** START OF EXTRACTED RECORDS **
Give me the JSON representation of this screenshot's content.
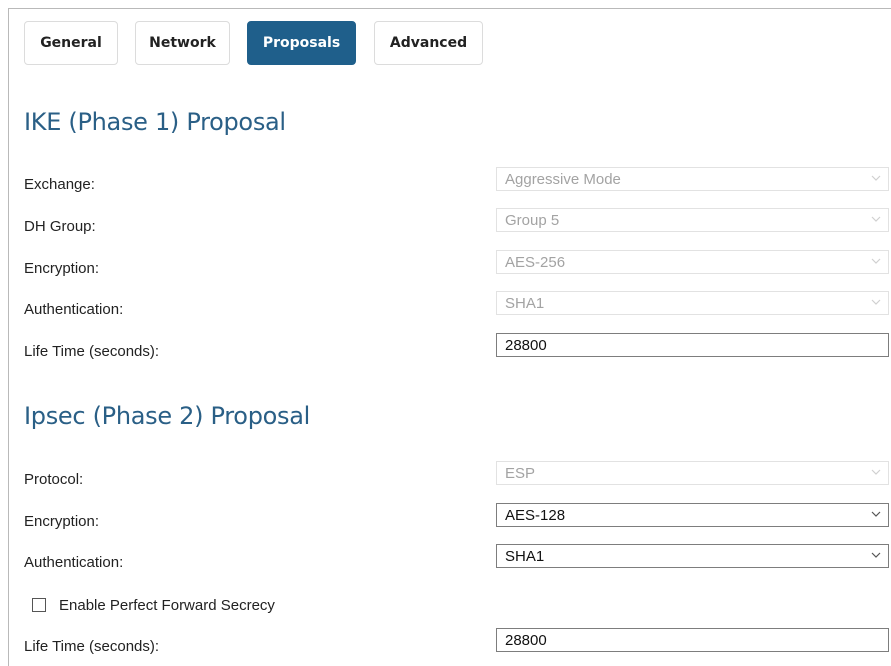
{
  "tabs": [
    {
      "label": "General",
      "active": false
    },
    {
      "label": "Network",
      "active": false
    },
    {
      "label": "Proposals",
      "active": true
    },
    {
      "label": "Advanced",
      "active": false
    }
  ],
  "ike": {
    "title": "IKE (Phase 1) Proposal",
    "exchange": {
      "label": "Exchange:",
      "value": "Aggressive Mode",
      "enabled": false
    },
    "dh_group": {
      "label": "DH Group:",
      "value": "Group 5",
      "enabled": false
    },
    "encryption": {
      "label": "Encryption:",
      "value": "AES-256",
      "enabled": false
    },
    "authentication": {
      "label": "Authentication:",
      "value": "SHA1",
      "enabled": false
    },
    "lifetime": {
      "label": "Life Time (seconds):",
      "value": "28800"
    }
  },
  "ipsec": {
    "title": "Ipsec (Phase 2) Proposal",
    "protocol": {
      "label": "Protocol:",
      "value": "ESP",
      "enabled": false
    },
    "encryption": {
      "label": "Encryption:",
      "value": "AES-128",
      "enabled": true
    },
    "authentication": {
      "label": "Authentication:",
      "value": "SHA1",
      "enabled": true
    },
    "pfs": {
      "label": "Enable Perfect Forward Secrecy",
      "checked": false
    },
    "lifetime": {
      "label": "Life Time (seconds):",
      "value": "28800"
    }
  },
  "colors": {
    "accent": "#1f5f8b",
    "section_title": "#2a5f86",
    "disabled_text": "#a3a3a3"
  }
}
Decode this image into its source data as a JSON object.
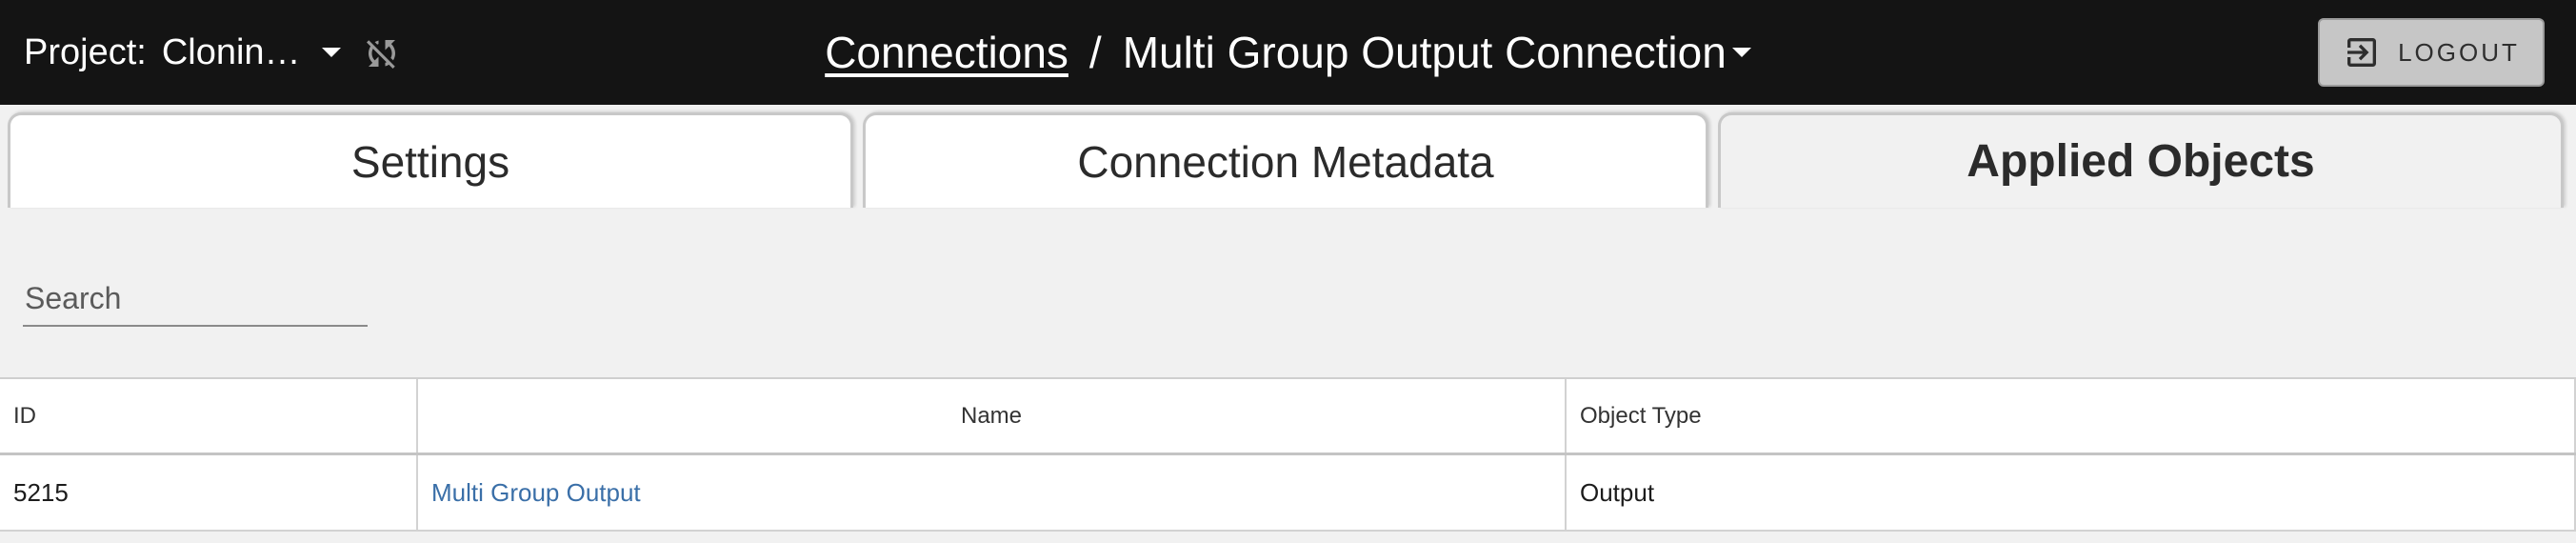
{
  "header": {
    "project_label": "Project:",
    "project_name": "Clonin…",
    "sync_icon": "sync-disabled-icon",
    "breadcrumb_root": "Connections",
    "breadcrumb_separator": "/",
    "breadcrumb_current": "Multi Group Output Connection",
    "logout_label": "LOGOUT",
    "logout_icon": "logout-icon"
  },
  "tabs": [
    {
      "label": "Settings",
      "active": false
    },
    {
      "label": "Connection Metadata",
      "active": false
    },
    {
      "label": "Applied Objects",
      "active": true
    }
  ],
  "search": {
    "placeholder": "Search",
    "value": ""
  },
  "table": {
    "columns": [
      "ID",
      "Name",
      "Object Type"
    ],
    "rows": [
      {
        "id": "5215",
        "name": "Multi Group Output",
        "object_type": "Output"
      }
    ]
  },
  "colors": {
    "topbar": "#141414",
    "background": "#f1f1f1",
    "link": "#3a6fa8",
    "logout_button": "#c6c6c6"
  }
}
** END OF EXTRACTED RECORDS **
Each entry above is to be written out again unchanged, apart from the pictures, which are left out.

Give me the JSON representation of this screenshot's content.
{
  "tabs": [
    {
      "label": "General",
      "active": false
    },
    {
      "label": "Network",
      "active": false
    },
    {
      "label": "Proposals",
      "active": true
    },
    {
      "label": "Advanced",
      "active": false
    }
  ],
  "ike": {
    "title": "IKE (Phase 1) Proposal",
    "exchange": {
      "label": "Exchange:",
      "value": "Aggressive Mode",
      "enabled": false
    },
    "dh_group": {
      "label": "DH Group:",
      "value": "Group 5",
      "enabled": false
    },
    "encryption": {
      "label": "Encryption:",
      "value": "AES-256",
      "enabled": false
    },
    "authentication": {
      "label": "Authentication:",
      "value": "SHA1",
      "enabled": false
    },
    "lifetime": {
      "label": "Life Time (seconds):",
      "value": "28800"
    }
  },
  "ipsec": {
    "title": "Ipsec (Phase 2) Proposal",
    "protocol": {
      "label": "Protocol:",
      "value": "ESP",
      "enabled": false
    },
    "encryption": {
      "label": "Encryption:",
      "value": "AES-128",
      "enabled": true
    },
    "authentication": {
      "label": "Authentication:",
      "value": "SHA1",
      "enabled": true
    },
    "pfs": {
      "label": "Enable Perfect Forward Secrecy",
      "checked": false
    },
    "lifetime": {
      "label": "Life Time (seconds):",
      "value": "28800"
    }
  },
  "colors": {
    "accent": "#1f5f8b",
    "section_title": "#2a5f86",
    "disabled_text": "#a3a3a3"
  }
}
Decode this image into its source data as a JSON object.
{
  "header": {
    "project_label": "Project:",
    "project_name": "Clonin…",
    "sync_icon": "sync-disabled-icon",
    "breadcrumb_root": "Connections",
    "breadcrumb_separator": "/",
    "breadcrumb_current": "Multi Group Output Connection",
    "logout_label": "LOGOUT",
    "logout_icon": "logout-icon"
  },
  "tabs": [
    {
      "label": "Settings",
      "active": false
    },
    {
      "label": "Connection Metadata",
      "active": false
    },
    {
      "label": "Applied Objects",
      "active": true
    }
  ],
  "search": {
    "placeholder": "Search",
    "value": ""
  },
  "table": {
    "columns": [
      "ID",
      "Name",
      "Object Type"
    ],
    "rows": [
      {
        "id": "5215",
        "name": "Multi Group Output",
        "object_type": "Output"
      }
    ]
  },
  "colors": {
    "topbar": "#141414",
    "background": "#f1f1f1",
    "link": "#3a6fa8",
    "logout_button": "#c6c6c6"
  }
}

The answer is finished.